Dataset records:
************
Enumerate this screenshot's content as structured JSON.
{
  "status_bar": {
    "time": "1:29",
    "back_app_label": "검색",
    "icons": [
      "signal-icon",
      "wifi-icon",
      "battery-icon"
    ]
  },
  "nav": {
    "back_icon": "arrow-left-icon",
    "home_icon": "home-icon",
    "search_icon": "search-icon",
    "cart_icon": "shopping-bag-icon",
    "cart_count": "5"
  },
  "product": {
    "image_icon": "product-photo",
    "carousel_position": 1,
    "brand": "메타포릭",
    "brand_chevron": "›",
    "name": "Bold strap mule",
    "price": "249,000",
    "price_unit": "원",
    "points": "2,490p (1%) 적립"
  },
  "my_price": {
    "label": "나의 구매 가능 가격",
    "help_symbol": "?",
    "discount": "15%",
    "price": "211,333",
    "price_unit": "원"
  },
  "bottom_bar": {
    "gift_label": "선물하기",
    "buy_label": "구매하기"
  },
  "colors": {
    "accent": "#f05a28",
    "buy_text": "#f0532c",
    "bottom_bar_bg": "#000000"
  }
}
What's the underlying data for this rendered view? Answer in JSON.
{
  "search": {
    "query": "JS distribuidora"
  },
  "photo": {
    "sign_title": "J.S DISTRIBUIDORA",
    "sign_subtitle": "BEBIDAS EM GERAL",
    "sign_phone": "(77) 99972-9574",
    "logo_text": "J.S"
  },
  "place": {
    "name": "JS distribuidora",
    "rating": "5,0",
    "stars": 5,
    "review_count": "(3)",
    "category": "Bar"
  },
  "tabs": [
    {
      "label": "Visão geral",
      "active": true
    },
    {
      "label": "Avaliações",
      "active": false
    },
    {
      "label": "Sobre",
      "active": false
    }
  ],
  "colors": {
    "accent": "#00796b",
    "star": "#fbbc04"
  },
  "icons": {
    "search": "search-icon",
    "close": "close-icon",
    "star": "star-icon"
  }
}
************
### WHAT IS BEING ASKED
In the listing above, locate each line with "this" and copy it.

### REPLY TO THE TASK
Enumerate this screenshot's content as structured JSON.
What's the underlying data for this rendered view? Answer in JSON.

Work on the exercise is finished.